Requirements
Copy out each line of the data holding "Māori".

Dataset rows
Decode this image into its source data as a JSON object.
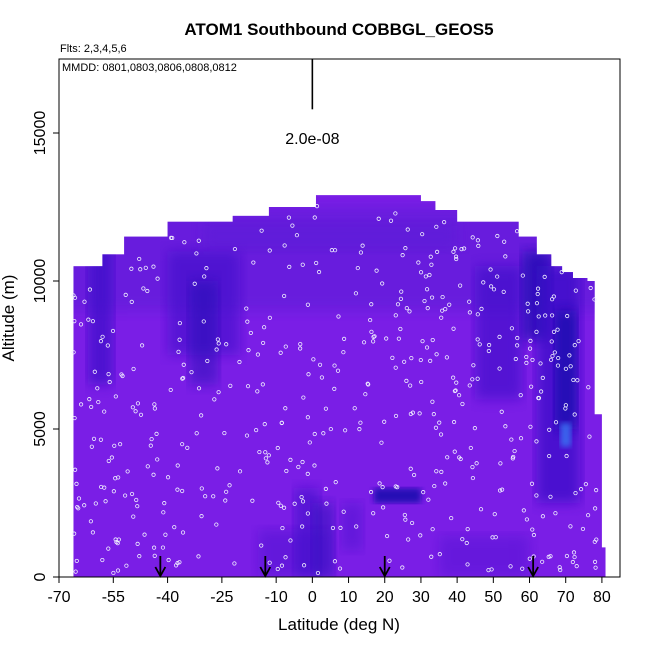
{
  "chart_data": {
    "type": "heatmap",
    "title": "ATOM1 Southbound COBBGL_GEOS5",
    "flights_label": "Flts: 2,3,4,5,6",
    "dates_label": "MMDD: 0801,0803,0806,0808,0812",
    "xlabel": "Latitude (deg N)",
    "ylabel": "Altitude (m)",
    "xlim": [
      -70,
      85
    ],
    "ylim": [
      0,
      17500
    ],
    "x_ticks": [
      -70,
      -55,
      -40,
      -25,
      -10,
      0,
      10,
      20,
      30,
      40,
      50,
      60,
      70,
      80
    ],
    "x_tick_labels": [
      "-70",
      "-55",
      "-40",
      "-25",
      "-10",
      "0",
      "10",
      "20",
      "30",
      "40",
      "50",
      "60",
      "70",
      "80"
    ],
    "y_ticks": [
      0,
      5000,
      10000,
      15000
    ],
    "y_tick_labels": [
      "0",
      "5000",
      "10000",
      "15000"
    ],
    "scale_bar_label": "2.0e-08",
    "scale_bar_x": 0,
    "scale_bar_y": [
      15800,
      17500
    ],
    "arrow_latitudes": [
      -42,
      -13,
      20,
      61
    ],
    "envelope": [
      [
        -66,
        10500
      ],
      [
        -62,
        10500
      ],
      [
        -58,
        10900
      ],
      [
        -52,
        11500
      ],
      [
        -46,
        11500
      ],
      [
        -40,
        12000
      ],
      [
        -30,
        12000
      ],
      [
        -25,
        12000
      ],
      [
        -22,
        12200
      ],
      [
        -17,
        12200
      ],
      [
        -12,
        12500
      ],
      [
        -5,
        12500
      ],
      [
        1,
        12900
      ],
      [
        20,
        12900
      ],
      [
        28,
        12900
      ],
      [
        30,
        12700
      ],
      [
        34,
        12400
      ],
      [
        37,
        12400
      ],
      [
        40,
        12000
      ],
      [
        50,
        12000
      ],
      [
        57,
        11500
      ],
      [
        62,
        10900
      ],
      [
        66,
        10500
      ],
      [
        69,
        10300
      ],
      [
        72,
        10100
      ],
      [
        76,
        10000
      ],
      [
        78,
        5500
      ],
      [
        80,
        1000
      ]
    ],
    "colors": {
      "base": "#7a1ee6",
      "upper": "#5a1fd6",
      "dark": "#3a10c8",
      "deep": "#1e0ab0",
      "bright": "#3b6cf0",
      "points": "#f0f0ff"
    }
  }
}
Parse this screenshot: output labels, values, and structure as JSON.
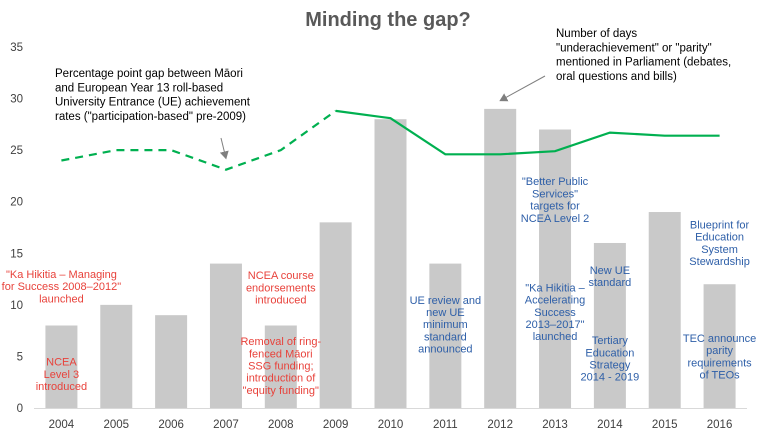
{
  "chart_data": {
    "type": "bar",
    "title": "Minding the gap?",
    "xlabel": "",
    "ylabel": "",
    "ylim": [
      0,
      35
    ],
    "yticks": [
      0,
      5,
      10,
      15,
      20,
      25,
      30,
      35
    ],
    "grid": false,
    "categories": [
      "2004",
      "2005",
      "2006",
      "2007",
      "2008",
      "2009",
      "2010",
      "2011",
      "2012",
      "2013",
      "2014",
      "2015",
      "2016"
    ],
    "series": [
      {
        "kind": "bar",
        "color": "#c9c9c9",
        "values": [
          8,
          10,
          9,
          14,
          8,
          18,
          28,
          14,
          29,
          27,
          16,
          19,
          12
        ]
      },
      {
        "kind": "line",
        "color": "#00b050",
        "values": [
          24,
          25,
          25,
          23.1,
          25,
          28.8,
          28.1,
          24.6,
          24.6,
          24.9,
          26.7,
          26.4,
          26.4
        ],
        "dashed_until_index": 5
      }
    ],
    "notes": [
      {
        "lines": [
          "Percentage point gap between Māori",
          "and European Year 13 roll-based",
          "University Entrance (UE) achievement",
          "rates (\"participation-based\" pre-2009)"
        ],
        "arrow_to": {
          "x": "2007",
          "y": 24.2
        }
      },
      {
        "lines": [
          "Number of days",
          "\"underachievement\" or \"parity\"",
          "mentioned in Parliament (debates,",
          "oral questions and bills)"
        ],
        "arrow_to": {
          "x": "2012",
          "y": 29.8
        }
      }
    ],
    "annotations": [
      {
        "x": "2004",
        "y": 12.6,
        "color": "#e8423b",
        "lines": [
          "\"Ka Hikitia – Managing",
          "for Success 2008–2012\"",
          "launched"
        ]
      },
      {
        "x": "2004",
        "y": 4.1,
        "color": "#e8423b",
        "lines": [
          "NCEA",
          "Level 3",
          "introduced"
        ]
      },
      {
        "x": "2008",
        "y": 12.5,
        "color": "#e8423b",
        "lines": [
          "NCEA course",
          "endorsements",
          "introduced"
        ]
      },
      {
        "x": "2008",
        "y": 6.1,
        "color": "#e8423b",
        "lines": [
          "Removal of ring-",
          "fenced Māori",
          "SSG funding;",
          "introduction of",
          "\"equity funding\""
        ]
      },
      {
        "x": "2011",
        "y": 10.1,
        "color": "#2e5fa8",
        "lines": [
          "UE review and",
          "new UE",
          "minimum",
          "standard",
          "announced"
        ]
      },
      {
        "x": "2013",
        "y": 21.6,
        "color": "#2e5fa8",
        "lines": [
          "\"Better Public",
          "Services\"",
          "targets for",
          "NCEA Level 2"
        ]
      },
      {
        "x": "2013",
        "y": 11.3,
        "color": "#2e5fa8",
        "lines": [
          "\"Ka Hikitia –",
          "Accelerating",
          "Success",
          "2013–2017\"",
          "launched"
        ]
      },
      {
        "x": "2014",
        "y": 13,
        "color": "#2e5fa8",
        "lines": [
          "New UE",
          "standard"
        ]
      },
      {
        "x": "2014",
        "y": 6.2,
        "color": "#2e5fa8",
        "lines": [
          "Tertiary",
          "Education",
          "Strategy",
          "2014 - 2019"
        ]
      },
      {
        "x": "2016",
        "y": 17.4,
        "color": "#2e5fa8",
        "lines": [
          "Blueprint for",
          "Education",
          "System",
          "Stewardship"
        ]
      },
      {
        "x": "2016",
        "y": 6.4,
        "color": "#2e5fa8",
        "lines": [
          "TEC announce",
          "parity",
          "requirements",
          "of TEOs"
        ]
      }
    ]
  }
}
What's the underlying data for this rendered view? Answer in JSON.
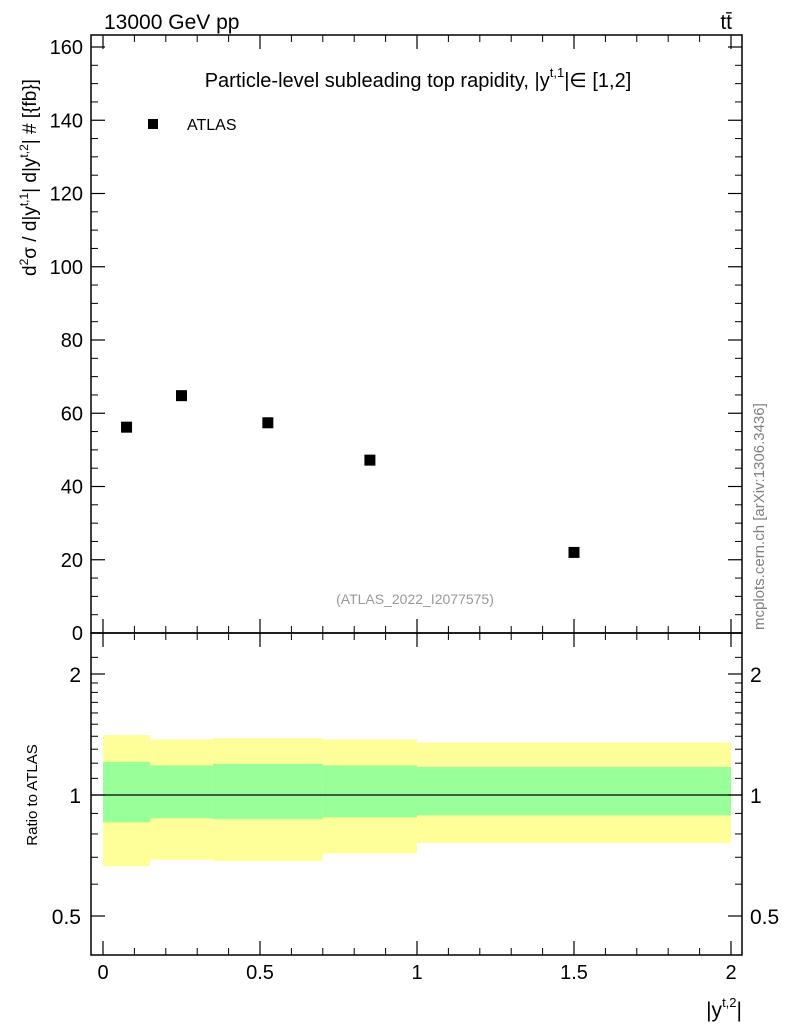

Task answer
          "Percentage point gap between Māori",
          "fenced Māori",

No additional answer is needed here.